§ Task requirements: Your task is to copy every line of the entries that contains "возмещение".

§ Records supplied:
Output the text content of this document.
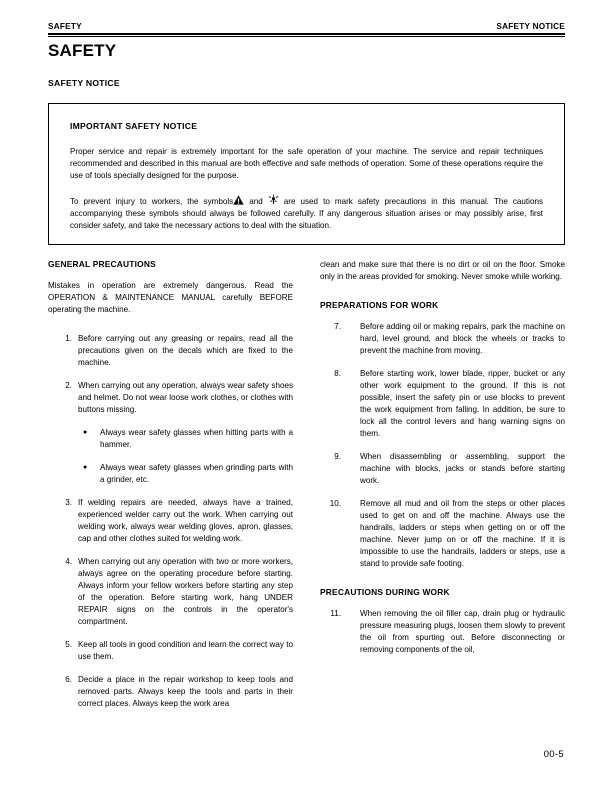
SAFETY	SAFETY NOTICE
SAFETY
SAFETY NOTICE
IMPORTANT SAFETY NOTICE

Proper service and repair is extremely important for the safe operation of your machine. The service and repair techniques recommended and described in this manual are both effective and safe methods of operation. Some of these operations require the use of tools specially designed for the purpose.

To prevent injury to workers, the symbols and	are used to mark safety precautions in this manual. The cautions accompanying these symbols should always be followed carefully. If any dangerous situation arises or may possibly arise, first consider safety, and take the necessary actions to deal with the situation.

GENERAL PRECAUTIONS

Mistakes in operation are extremely dangerous. Read the OPERATION & MAINTENANCE MANUAL carefully BEFORE operating the machine.

1. Before carrying out any greasing or repairs, read all the precautions given on the decals which are fixed to the machine.
2. When carrying out any operation, always wear safety shoes and helmet. Do not wear loose work clothes, or clothes with buttons missing.
●	Always wear safety glasses when hitting parts with a hammer.
●	Always wear safety glasses when grinding parts with a grinder, etc.
3. If welding repairs are needed, always have a trained, experienced welder carry out the work. When carrying out welding work, always wear welding gloves, apron, glasses, cap and other clothes suited for welding work.
4. When carrying out any operation with two or more workers, always agree on the operating procedure before starting. Always inform your fellow workers before starting any step of the operation. Before starting work, hang UNDER REPAIR signs on the controls in the operator's compartment.
5. Keep all tools in good condition and learn the correct way to use them.
6. Decide a place in the repair workshop to keep tools and removed parts. Always keep the tools and parts in their correct places. Always keep the work area

clean and make sure that there is no dirt or oil on the floor. Smoke only in the areas provided for smoking. Never smoke while working.

PREPARATIONS FOR WORK
7. Before adding oil or making repairs, park the machine on hard, level ground, and block the wheels or tracks to prevent the machine from moving.
8. Before starting work, lower blade, ripper, bucket or any other work equipment to the ground. If this is not possible, insert the safety pin or use blocks to prevent the work equipment from falling. In addition, be sure to lock all the control levers and hang warning signs on them.
9. When disassembling or assembling, support the machine with blocks, jacks or stands before starting work.
10. Remove all mud and oil from the steps or other places used to get on and off the machine. Always use the handrails, ladders or steps when getting on or off the machine. Never jump on or off the machine. If it is impossible to use the handrails, ladders or steps, use a stand to provide safe footing.
PRECAUTIONS DURING WORK
11. When removing the oil filler cap, drain plug or hydraulic pressure measuring plugs, loosen them slowly to prevent the oil from spurting out. Before disconnecting or removing components of the oil,
00-5
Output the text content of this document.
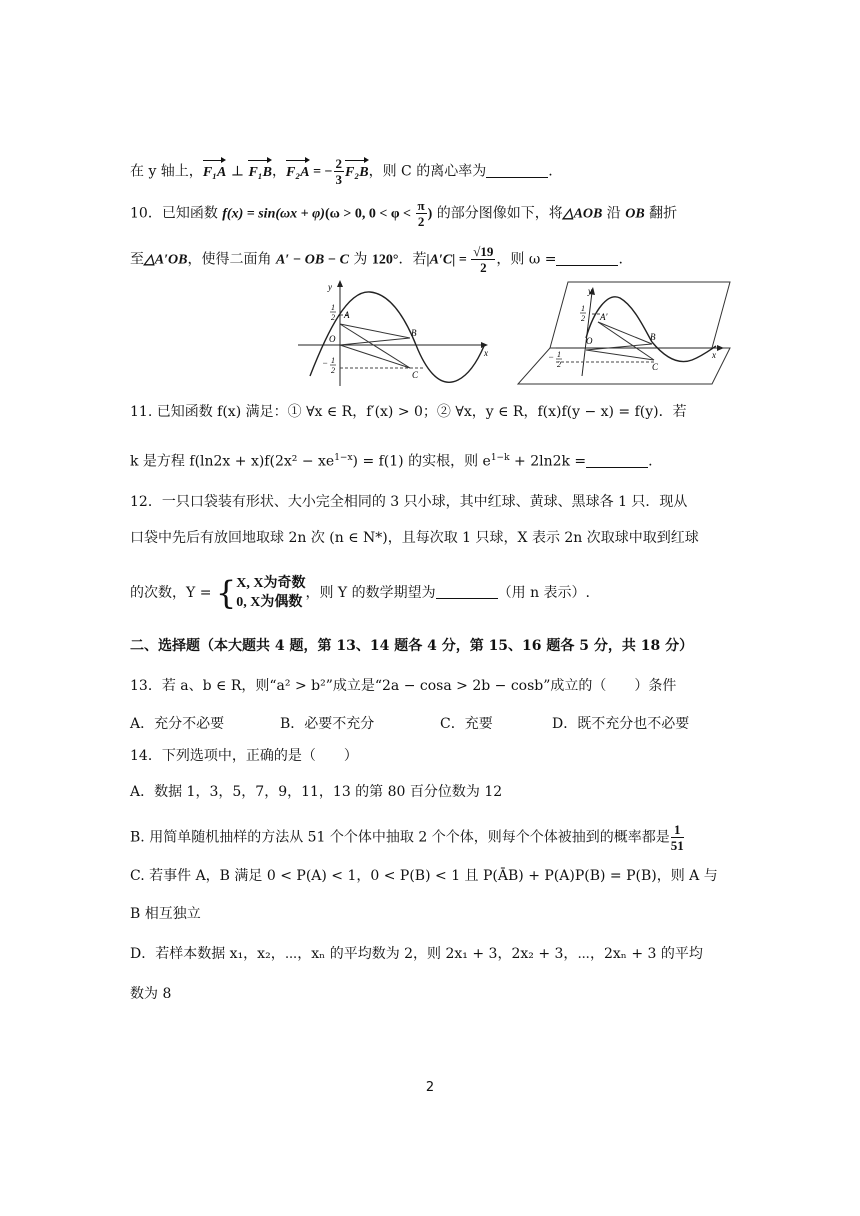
在 y 轴上，F₁A ⊥ F₁B，F₂A = − $\frac{2}{3} F_2B$，则 C 的离心率为	.
10．已知函数 f(x) = sin(ωx + φ)(ω > 0, $0 < \varphi < \frac{\pi}{2}$ ) 的部分图像如下，将△AOB 沿 OB 翻折
至△A′OB，使得二面角 A′ − OB − C 为 120°．若$|A'C| = \frac{√19}{2}$ ，则 ω =	.
y
x
1
2 A
O
B
C
− 1
2
y
x
1
2 A′
O	B
C
− 1
2
11. 已知函数 f(x) 满足：① ∀x ∈ R，f′(x) > 0；② ∀x，y ∈ R，f(x)f(y − x) = f(y)．若
k 是方程 $f(\ln 2x + x)f(2x^2 - xe^{1-x}) = f(1)$ 的实根，则 $e^{1-k} + 2\ln 2k$ =	.
12．一只口袋装有形状、大小完全相同的 3 只小球，其中红球、黄球、黑球各 1 只．现从
口袋中先后有放回地取球 2n 次 (n ∈ N*)，且每次取 1 只球，X 表示 2n 次取球中取到红球
的次数，Y = { X, X为奇数
0, X为偶数
，则 Y 的数学期望为	（用 n 表示）.
二、选择题（本大题共 4 题，第 13、14 题各 4 分，第 15、16 题各 5 分，共 18 分）
13．若 a、b ∈ R，则“a² > b²”成立是“2a − cosa > 2b − cosb”成立的（　　）条件
A．充分不必要	B．必要不充分	C．充要	D．既不充分也不必要
14．下列选项中，正确的是（　　）
A．数据 1，3，5，7，9，11，13 的第 80 百分位数为 12
B. 用简单随机抽样的方法从 51 个个体中抽取 2 个个体，则每个个体被抽到的概率都是 $\frac{1}{51}$
C. 若事件 A，B 满足 0 < P(A) < 1，0 < P(B) < 1 且 P(ĀB) + P(A)P(B) = P(B)，则 A 与
B 相互独立
D．若样本数据 x₁，x₂，⋯，xₙ 的平均数为 2，则 2x₁ + 3，2x₂ + 3，⋯，2xₙ + 3 的平均
数为 8
2
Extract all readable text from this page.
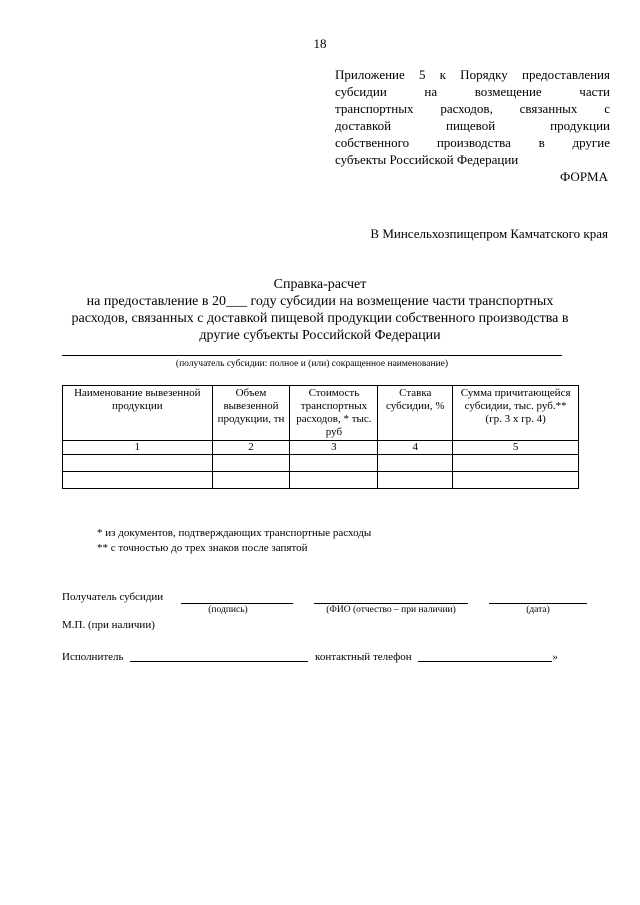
18
Приложение 5 к Порядку предоставления
субсидии на возмещение части
транспортных расходов, связанных с
доставкой пищевой продукции
собственного производства в другие
субъекты Российской Федерации
ФОРМА
В Минсельхозпищепром Камчатского края
Справка-расчет
на предоставление в 20___ году субсидии на возмещение части транспортных
расходов, связанных с доставкой пищевой продукции собственного производства в
другие субъекты Российской Федерации
(получатель субсидии: полное и (или) сокращенное наименование)
Наименование вывезенной продукции	Объем вывезенной продукции, тн	Стоимость транспортных расходов, * тыс. руб	Ставка субсидии, %	Сумма причитающейся субсидии, тыс. руб.** (гр. 3 х гр. 4)
1	2	3	4	5

* из документов, подтверждающих транспортные расходы
** с точностью до трех знаков после запятой
Получатель субсидии
(подпись)	(ФИО (отчество – при наличии)	(дата)
М.П. (при наличии)
Исполнитель	контактный телефон	»
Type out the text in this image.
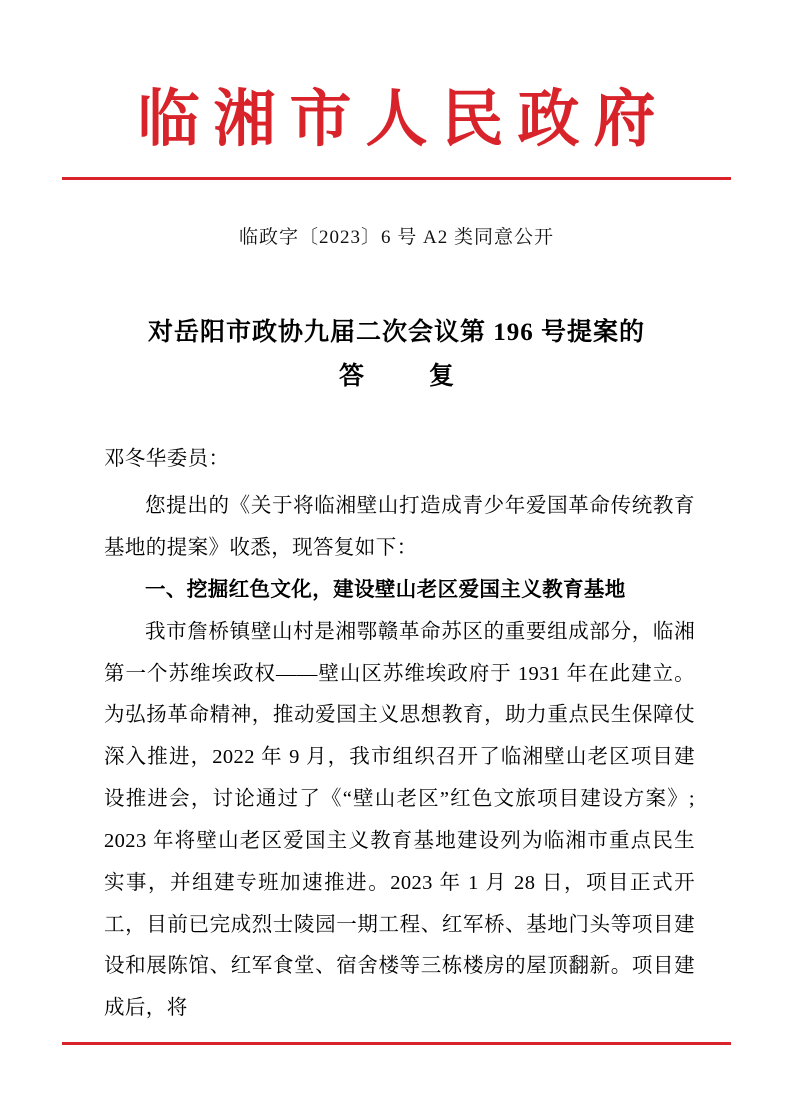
临湘市人民政府
临政字〔2023〕6 号 A2 类同意公开
对岳阳市政协九届二次会议第 196 号提案的
答　复

邓冬华委员：

您提出的《关于将临湘壁山打造成青少年爱国革命传统教育基地的提案》收悉，现答复如下：

一、挖掘红色文化，建设壁山老区爱国主义教育基地

我市詹桥镇壁山村是湘鄂赣革命苏区的重要组成部分，临湘第一个苏维埃政权——壁山区苏维埃政府于 1931 年在此建立。为弘扬革命精神，推动爱国主义思想教育，助力重点民生保障仗深入推进，2022 年 9 月，我市组织召开了临湘壁山老区项目建设推进会，讨论通过了《“壁山老区”红色文旅项目建设方案》; 2023 年将壁山老区爱国主义教育基地建设列为临湘市重点民生实事，并组建专班加速推进。2023 年 1 月 28 日，项目正式开工，目前已完成烈士陵园一期工程、红军桥、基地门头等项目建设和展陈馆、红军食堂、宿舍楼等三栋楼房的屋顶翻新。项目建成后，将
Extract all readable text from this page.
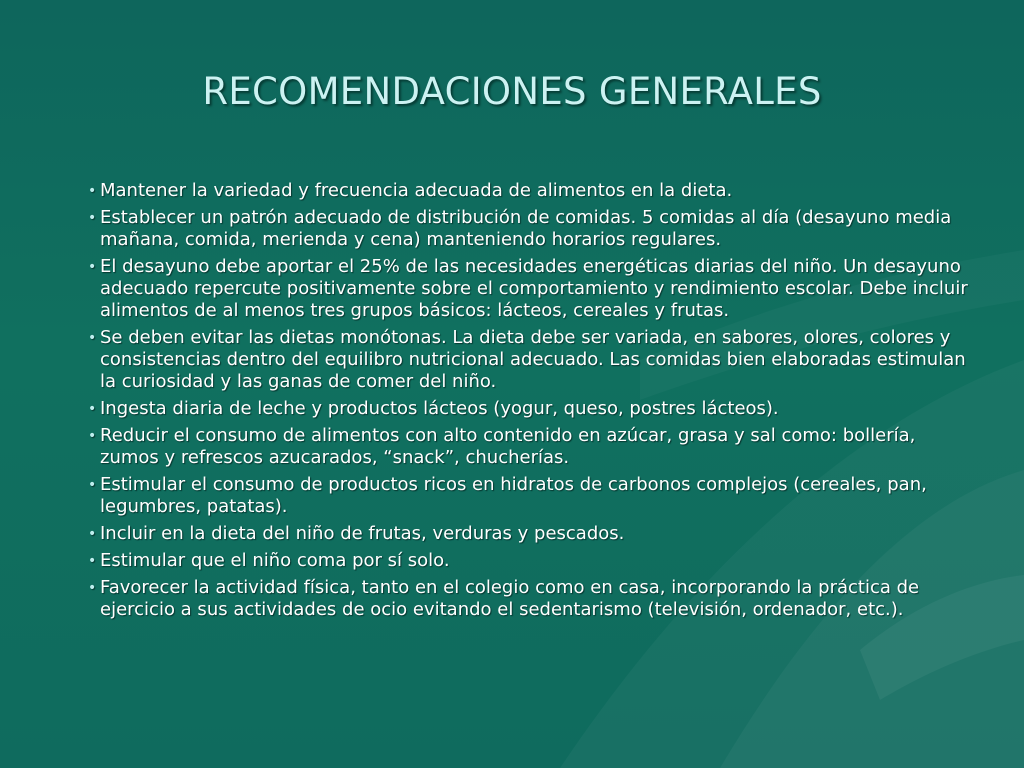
RECOMENDACIONES GENERALES
• Mantener la variedad y frecuencia adecuada de alimentos en la dieta.
• Establecer un patrón adecuado de distribución de comidas. 5 comidas al día (desayuno media mañana, comida, merienda y cena) manteniendo horarios regulares.
• El desayuno debe aportar el 25% de las necesidades energéticas diarias del niño. Un desayuno adecuado repercute positivamente sobre el comportamiento y rendimiento escolar. Debe incluir alimentos de al menos tres grupos básicos: lácteos, cereales y frutas.
• Se deben evitar las dietas monótonas. La dieta debe ser variada, en sabores, olores, colores y consistencias dentro del equilibro nutricional adecuado. Las comidas bien elaboradas estimulan la curiosidad y las ganas de comer del niño.
• Ingesta diaria de leche y productos lácteos (yogur, queso, postres lácteos).
• Reducir el consumo de alimentos con alto contenido en azúcar, grasa y sal como: bollería, zumos y refrescos azucarados, “snack”, chucherías.
• Estimular el consumo de productos ricos en hidratos de carbonos complejos (cereales, pan, legumbres, patatas).
• Incluir en la dieta del niño de frutas, verduras y pescados.
• Estimular que el niño coma por sí solo.
• Favorecer la actividad física, tanto en el colegio como en casa, incorporando la práctica de ejercicio a sus actividades de ocio evitando el sedentarismo (televisión, ordenador, etc.).
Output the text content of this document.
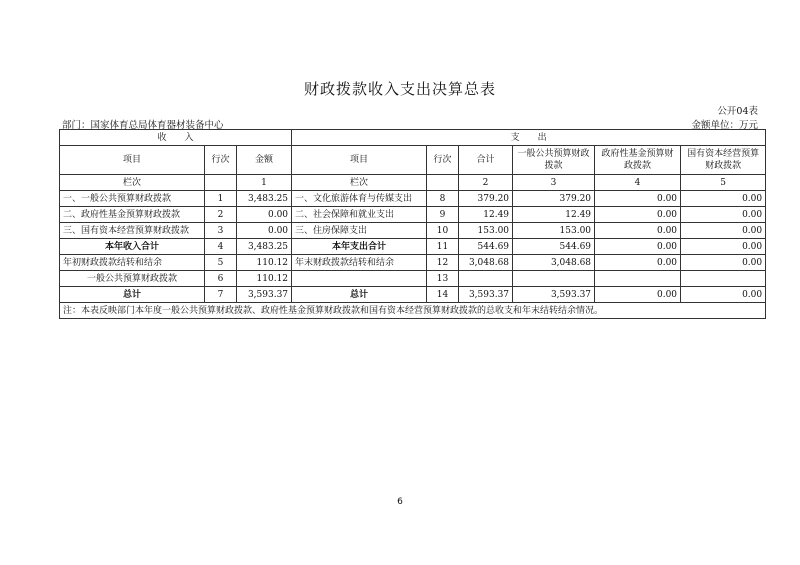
财政拨款收入支出决算总表
公开04表
部门：国家体育总局体育器材装备中心	金额单位：万元
收　　入			支　　出					
项目	行次	金额	项目	行次	合计	一般公共预算财政拨款	政府性基金预算财政拨款	国有资本经营预算财政拨款
栏次		1	栏次		2	3	4	5
一、一般公共预算财政拨款	1	3,483.25	一、文化旅游体育与传媒支出	8	379.20	379.20	0.00	0.00
二、政府性基金预算财政拨款	2	0.00	二、社会保障和就业支出	9	12.49	12.49	0.00	0.00
三、国有资本经营预算财政拨款	3	0.00	三、住房保障支出	10	153.00	153.00	0.00	0.00
本年收入合计	4	3,483.25	本年支出合计	11	544.69	544.69	0.00	0.00
年初财政拨款结转和结余	5	110.12	年末财政拨款结转和结余	12	3,048.68	3,048.68	0.00	0.00
一般公共预算财政拨款	6	110.12		13				
总计	7	3,593.37	总计	14	3,593.37	3,593.37	0.00	0.00
注：本表反映部门本年度一般公共预算财政拨款、政府性基金预算财政拨款和国有资本经营预算财政拨款的总收支和年末结转结余情况。								
6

§ Exercise output:
субсидии на возмещение части
на предоставление в 20___ году субсидии на возмещение части транспортных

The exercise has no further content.